# start of Information shown

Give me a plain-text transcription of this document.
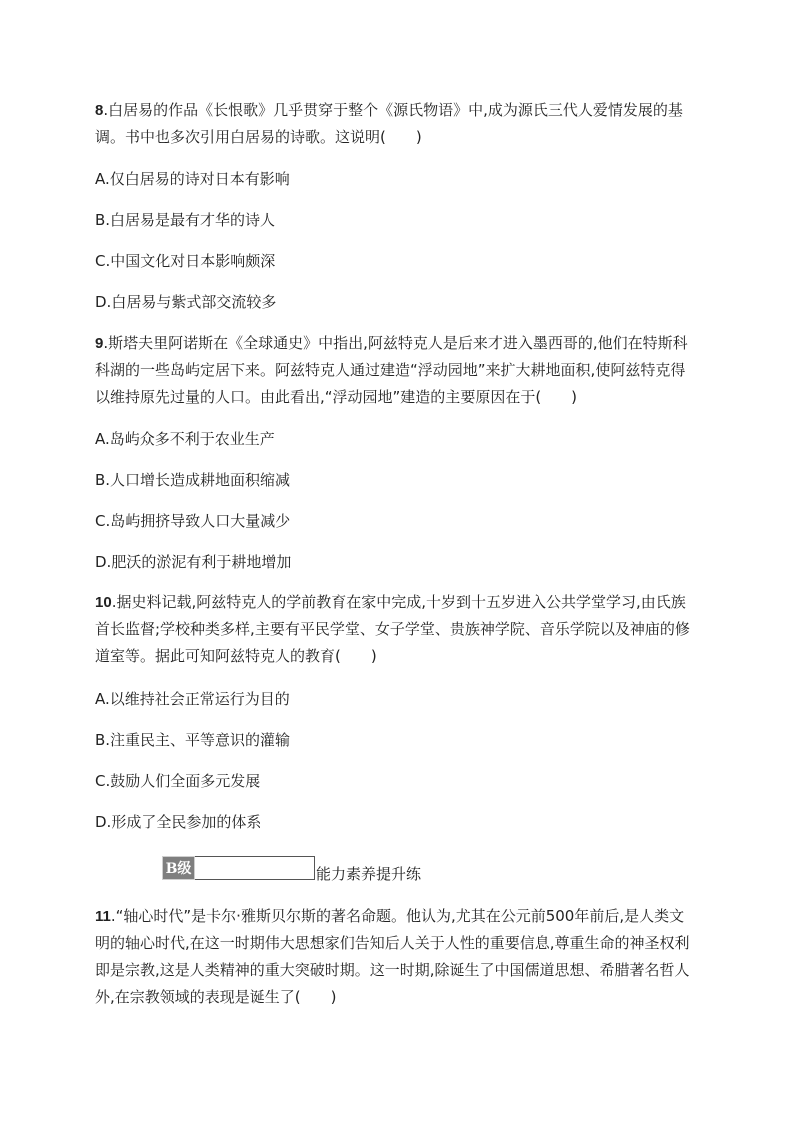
8.白居易的作品《长恨歌》几乎贯穿于整个《源氏物语》中,成为源氏三代人爱情发展的基调。书中也多次引用白居易的诗歌。这说明(　　)

A.仅白居易的诗对日本有影响

B.白居易是最有才华的诗人

C.中国文化对日本影响颇深

D.白居易与紫式部交流较多

9.斯塔夫里阿诺斯在《全球通史》中指出,阿兹特克人是后来才进入墨西哥的,他们在特斯科科湖的一些岛屿定居下来。阿兹特克人通过建造“浮动园地”来扩大耕地面积,使阿兹特克得以维持原先过量的人口。由此看出,“浮动园地”建造的主要原因在于(　　)

A.岛屿众多不利于农业生产

B.人口增长造成耕地面积缩减

C.岛屿拥挤导致人口大量减少

D.肥沃的淤泥有利于耕地增加

10.据史料记载,阿兹特克人的学前教育在家中完成,十岁到十五岁进入公共学堂学习,由氏族首长监督;学校种类多样,主要有平民学堂、女子学堂、贵族神学院、音乐学院以及神庙的修道室等。据此可知阿兹特克人的教育(　　)

A.以维持社会正常运行为目的

B.注重民主、平等意识的灌输

C.鼓励人们全面多元发展

D.形成了全民参加的体系

11.“轴心时代”是卡尔·雅斯贝尔斯的著名命题。他认为,尤其在公元前500年前后,是人类文明的轴心时代,在这一时期伟大思想家们告知后人关于人性的重要信息,尊重生命的神圣权利即是宗教,这是人类精神的重大突破时期。这一时期,除诞生了中国儒道思想、希腊著名哲人外,在宗教领域的表现是诞生了(　　)

B级	能力素养提升练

# end of Information shown

• _Exercise brief_
Repeat the listing in full and exactly. Leave any pictures out.

• _Full solution_
Give me a plain-text transcription of this document.
8.白居易的作品《长恨歌》几乎贯穿于整个《源氏物语》中,成为源氏三代人爱情发展的基调。书中也多次引用白居易的诗歌。这说明(　　)

A.仅白居易的诗对日本有影响

B.白居易是最有才华的诗人

C.中国文化对日本影响颇深

D.白居易与紫式部交流较多

9.斯塔夫里阿诺斯在《全球通史》中指出,阿兹特克人是后来才进入墨西哥的,他们在特斯科科湖的一些岛屿定居下来。阿兹特克人通过建造“浮动园地”来扩大耕地面积,使阿兹特克得以维持原先过量的人口。由此看出,“浮动园地”建造的主要原因在于(　　)

A.岛屿众多不利于农业生产

B.人口增长造成耕地面积缩减

C.岛屿拥挤导致人口大量减少

D.肥沃的淤泥有利于耕地增加

10.据史料记载,阿兹特克人的学前教育在家中完成,十岁到十五岁进入公共学堂学习,由氏族首长监督;学校种类多样,主要有平民学堂、女子学堂、贵族神学院、音乐学院以及神庙的修道室等。据此可知阿兹特克人的教育(　　)

A.以维持社会正常运行为目的

B.注重民主、平等意识的灌输

C.鼓励人们全面多元发展

D.形成了全民参加的体系

11.“轴心时代”是卡尔·雅斯贝尔斯的著名命题。他认为,尤其在公元前500年前后,是人类文明的轴心时代,在这一时期伟大思想家们告知后人关于人性的重要信息,尊重生命的神圣权利即是宗教,这是人类精神的重大突破时期。这一时期,除诞生了中国儒道思想、希腊著名哲人外,在宗教领域的表现是诞生了(　　)

B级	能力素养提升练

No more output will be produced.